**PROVIDED MATERIAL:**
※
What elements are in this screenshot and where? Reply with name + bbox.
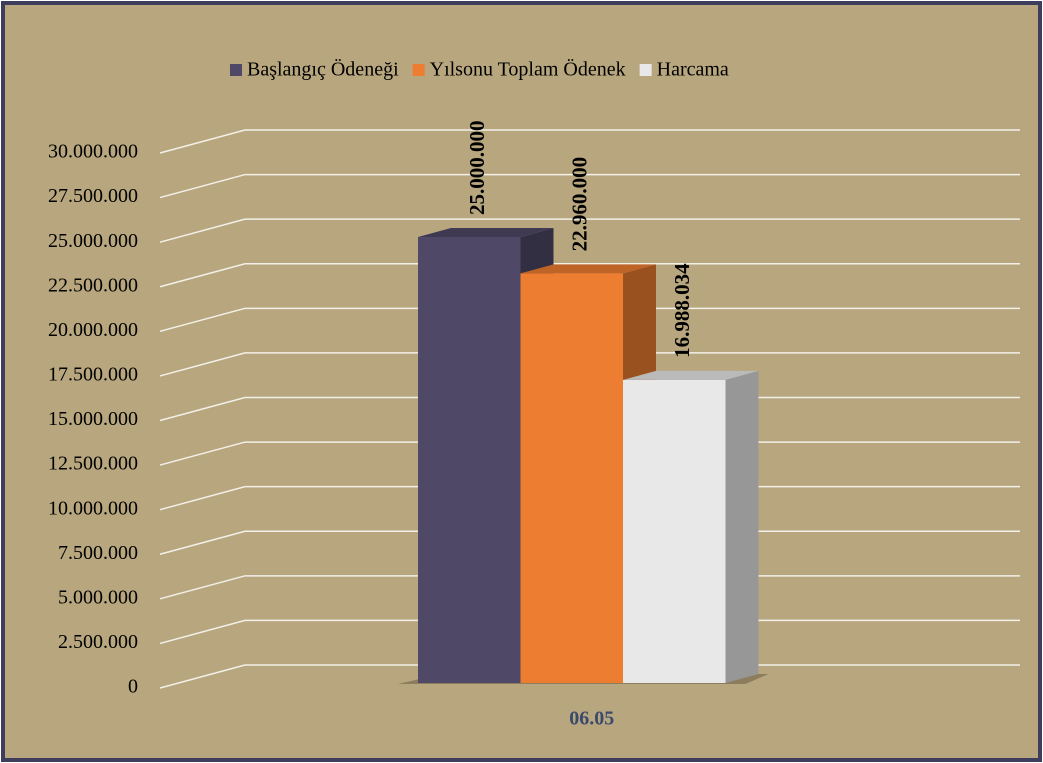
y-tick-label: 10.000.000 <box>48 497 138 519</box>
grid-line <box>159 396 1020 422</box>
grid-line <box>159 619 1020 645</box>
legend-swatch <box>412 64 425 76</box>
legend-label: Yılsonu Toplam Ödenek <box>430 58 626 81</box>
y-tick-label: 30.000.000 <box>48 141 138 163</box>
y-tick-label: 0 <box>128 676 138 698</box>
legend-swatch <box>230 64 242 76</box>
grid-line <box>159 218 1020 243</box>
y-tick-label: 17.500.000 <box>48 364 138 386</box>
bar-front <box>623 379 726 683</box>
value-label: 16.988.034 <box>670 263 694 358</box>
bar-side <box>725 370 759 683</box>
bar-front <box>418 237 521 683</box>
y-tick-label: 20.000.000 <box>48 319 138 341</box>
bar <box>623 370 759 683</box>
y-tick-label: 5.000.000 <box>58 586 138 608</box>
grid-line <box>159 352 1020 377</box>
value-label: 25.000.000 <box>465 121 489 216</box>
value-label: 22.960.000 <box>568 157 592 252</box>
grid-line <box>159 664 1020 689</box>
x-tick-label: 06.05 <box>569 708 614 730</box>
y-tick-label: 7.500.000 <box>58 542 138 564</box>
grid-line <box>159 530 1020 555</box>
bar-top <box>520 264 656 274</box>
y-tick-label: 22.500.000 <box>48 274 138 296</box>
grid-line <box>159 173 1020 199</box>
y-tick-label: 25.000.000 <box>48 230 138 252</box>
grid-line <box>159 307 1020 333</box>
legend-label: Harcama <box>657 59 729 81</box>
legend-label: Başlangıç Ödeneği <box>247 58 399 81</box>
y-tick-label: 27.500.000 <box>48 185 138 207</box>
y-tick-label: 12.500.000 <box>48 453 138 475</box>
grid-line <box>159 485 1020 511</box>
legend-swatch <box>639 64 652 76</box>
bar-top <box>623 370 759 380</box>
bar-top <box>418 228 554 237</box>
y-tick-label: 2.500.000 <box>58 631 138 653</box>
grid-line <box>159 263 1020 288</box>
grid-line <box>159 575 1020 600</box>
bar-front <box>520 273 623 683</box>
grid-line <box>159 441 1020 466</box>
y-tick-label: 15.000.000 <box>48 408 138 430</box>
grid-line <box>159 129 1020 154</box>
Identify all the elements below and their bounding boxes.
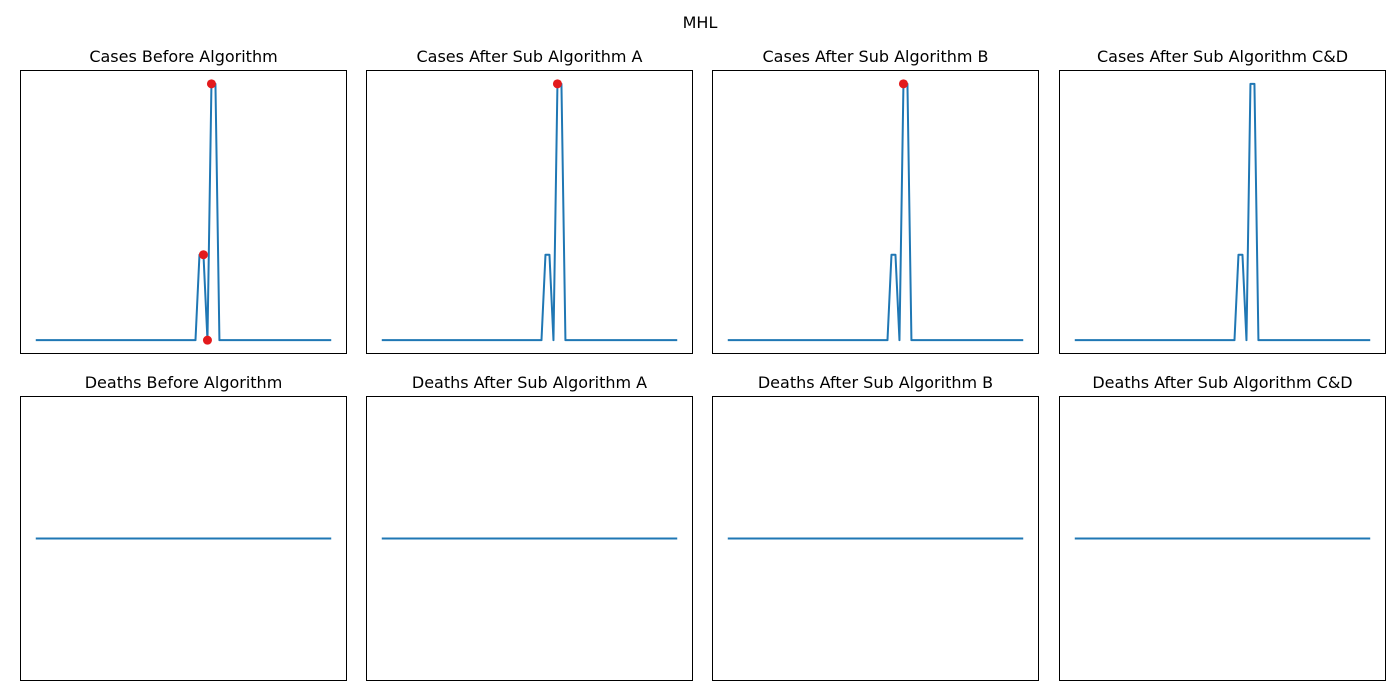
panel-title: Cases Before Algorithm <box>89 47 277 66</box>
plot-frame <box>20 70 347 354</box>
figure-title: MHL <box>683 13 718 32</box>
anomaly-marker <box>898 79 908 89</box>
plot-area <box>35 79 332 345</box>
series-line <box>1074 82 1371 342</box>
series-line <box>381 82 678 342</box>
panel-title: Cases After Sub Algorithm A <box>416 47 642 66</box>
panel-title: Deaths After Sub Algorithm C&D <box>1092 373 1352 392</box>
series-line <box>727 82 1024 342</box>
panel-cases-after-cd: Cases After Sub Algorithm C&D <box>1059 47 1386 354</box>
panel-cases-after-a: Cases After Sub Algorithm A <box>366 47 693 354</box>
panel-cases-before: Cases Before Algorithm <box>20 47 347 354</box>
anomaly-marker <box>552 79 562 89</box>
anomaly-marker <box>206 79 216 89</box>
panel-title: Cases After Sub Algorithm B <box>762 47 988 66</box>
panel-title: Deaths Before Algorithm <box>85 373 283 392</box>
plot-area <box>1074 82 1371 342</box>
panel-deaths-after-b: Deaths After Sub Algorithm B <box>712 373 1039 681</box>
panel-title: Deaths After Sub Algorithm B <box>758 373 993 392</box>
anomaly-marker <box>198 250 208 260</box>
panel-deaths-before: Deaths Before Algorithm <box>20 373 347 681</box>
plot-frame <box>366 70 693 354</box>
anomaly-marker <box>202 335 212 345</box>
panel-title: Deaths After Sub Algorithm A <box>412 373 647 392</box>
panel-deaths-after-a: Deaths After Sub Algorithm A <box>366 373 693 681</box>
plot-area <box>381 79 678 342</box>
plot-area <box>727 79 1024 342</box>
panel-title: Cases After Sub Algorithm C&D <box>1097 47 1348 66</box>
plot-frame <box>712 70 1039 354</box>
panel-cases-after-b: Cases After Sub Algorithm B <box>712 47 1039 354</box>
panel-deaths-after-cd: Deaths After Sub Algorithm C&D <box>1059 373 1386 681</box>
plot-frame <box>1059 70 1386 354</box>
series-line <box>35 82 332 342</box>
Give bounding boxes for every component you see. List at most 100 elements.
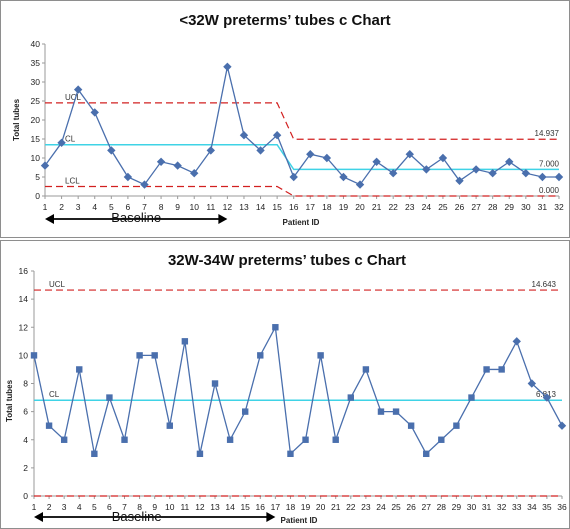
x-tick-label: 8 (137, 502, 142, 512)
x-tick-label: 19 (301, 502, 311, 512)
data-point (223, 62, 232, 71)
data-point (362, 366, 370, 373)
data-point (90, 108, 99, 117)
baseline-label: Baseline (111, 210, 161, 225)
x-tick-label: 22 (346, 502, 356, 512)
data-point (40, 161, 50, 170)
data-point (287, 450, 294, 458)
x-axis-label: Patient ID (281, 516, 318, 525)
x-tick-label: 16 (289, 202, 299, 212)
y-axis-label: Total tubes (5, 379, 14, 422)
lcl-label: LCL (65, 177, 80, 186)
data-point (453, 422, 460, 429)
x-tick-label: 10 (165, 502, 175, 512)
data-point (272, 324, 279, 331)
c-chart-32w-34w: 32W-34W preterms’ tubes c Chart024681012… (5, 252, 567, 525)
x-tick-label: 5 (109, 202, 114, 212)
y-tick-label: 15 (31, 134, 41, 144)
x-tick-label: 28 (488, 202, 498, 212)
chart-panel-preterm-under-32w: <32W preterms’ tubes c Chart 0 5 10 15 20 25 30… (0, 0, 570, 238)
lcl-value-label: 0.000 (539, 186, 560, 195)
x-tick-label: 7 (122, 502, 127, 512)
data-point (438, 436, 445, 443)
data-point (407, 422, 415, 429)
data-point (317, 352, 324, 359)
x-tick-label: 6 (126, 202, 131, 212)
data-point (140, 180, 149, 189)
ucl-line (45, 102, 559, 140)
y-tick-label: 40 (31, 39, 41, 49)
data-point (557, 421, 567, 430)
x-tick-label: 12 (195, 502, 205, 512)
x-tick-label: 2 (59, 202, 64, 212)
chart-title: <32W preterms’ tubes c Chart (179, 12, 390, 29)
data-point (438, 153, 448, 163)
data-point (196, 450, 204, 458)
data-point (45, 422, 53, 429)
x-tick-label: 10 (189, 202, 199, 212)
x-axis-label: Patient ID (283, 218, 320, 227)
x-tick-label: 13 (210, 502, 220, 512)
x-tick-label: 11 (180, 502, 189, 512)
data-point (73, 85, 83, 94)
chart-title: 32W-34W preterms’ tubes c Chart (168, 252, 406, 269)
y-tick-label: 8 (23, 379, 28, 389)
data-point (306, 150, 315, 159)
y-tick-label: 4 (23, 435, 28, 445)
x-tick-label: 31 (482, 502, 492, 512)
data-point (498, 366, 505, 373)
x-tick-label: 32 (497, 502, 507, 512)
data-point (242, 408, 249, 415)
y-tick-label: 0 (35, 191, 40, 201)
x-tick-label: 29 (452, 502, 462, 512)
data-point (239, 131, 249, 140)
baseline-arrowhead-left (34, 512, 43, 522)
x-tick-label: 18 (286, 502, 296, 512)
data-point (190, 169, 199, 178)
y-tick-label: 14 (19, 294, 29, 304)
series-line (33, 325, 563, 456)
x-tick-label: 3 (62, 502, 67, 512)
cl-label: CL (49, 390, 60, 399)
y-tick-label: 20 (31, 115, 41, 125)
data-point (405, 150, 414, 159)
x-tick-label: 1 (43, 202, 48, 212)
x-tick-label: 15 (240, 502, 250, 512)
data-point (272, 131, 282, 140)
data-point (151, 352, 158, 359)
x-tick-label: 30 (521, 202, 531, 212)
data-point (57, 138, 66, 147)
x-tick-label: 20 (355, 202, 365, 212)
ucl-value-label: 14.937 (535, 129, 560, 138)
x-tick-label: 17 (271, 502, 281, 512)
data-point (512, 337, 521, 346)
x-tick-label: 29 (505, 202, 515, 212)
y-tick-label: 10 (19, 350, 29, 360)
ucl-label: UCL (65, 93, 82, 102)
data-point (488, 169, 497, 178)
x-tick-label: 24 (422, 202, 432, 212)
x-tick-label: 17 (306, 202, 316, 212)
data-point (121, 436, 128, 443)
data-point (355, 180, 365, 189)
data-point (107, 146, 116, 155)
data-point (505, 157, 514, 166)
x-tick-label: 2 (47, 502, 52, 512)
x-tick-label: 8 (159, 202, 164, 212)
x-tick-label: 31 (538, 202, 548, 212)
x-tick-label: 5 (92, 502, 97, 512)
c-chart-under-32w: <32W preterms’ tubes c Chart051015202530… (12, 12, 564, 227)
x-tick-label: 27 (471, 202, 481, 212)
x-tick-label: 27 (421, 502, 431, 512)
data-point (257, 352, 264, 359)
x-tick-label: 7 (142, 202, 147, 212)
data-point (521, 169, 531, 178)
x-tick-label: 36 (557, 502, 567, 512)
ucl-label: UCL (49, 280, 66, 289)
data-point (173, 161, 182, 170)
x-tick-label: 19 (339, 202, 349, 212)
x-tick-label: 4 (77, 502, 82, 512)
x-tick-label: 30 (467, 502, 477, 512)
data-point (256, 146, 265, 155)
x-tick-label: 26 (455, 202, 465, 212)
※
**TASK DIRECTIONS:** Write out the stretch of the listing from the line containing "x-tick-label: 8 (137, 502, 142, 512)" through the line containing "x-tick-label: 28 (488, 202, 498, 212)", keeping every line exactly as it appears.

**WRITTEN SOLUTION:**
x-tick-label: 8 (137, 502, 142, 512)
x-tick-label: 19 (301, 502, 311, 512)
data-point (223, 62, 232, 71)
data-point (362, 366, 370, 373)
data-point (90, 108, 99, 117)
baseline-label: Baseline (111, 210, 161, 225)
x-tick-label: 22 (346, 502, 356, 512)
data-point (40, 161, 50, 170)
data-point (287, 450, 294, 458)
x-axis-label: Patient ID (281, 516, 318, 525)
x-tick-label: 16 (289, 202, 299, 212)
y-axis-label: Total tubes (5, 379, 14, 422)
lcl-label: LCL (65, 177, 80, 186)
data-point (453, 422, 460, 429)
x-tick-label: 10 (165, 502, 175, 512)
data-point (272, 324, 279, 331)
c-chart-32w-34w: 32W-34W preterms’ tubes c Chart024681012… (5, 252, 567, 525)
x-tick-label: 5 (109, 202, 114, 212)
y-tick-label: 15 (31, 134, 41, 144)
x-tick-label: 28 (488, 202, 498, 212)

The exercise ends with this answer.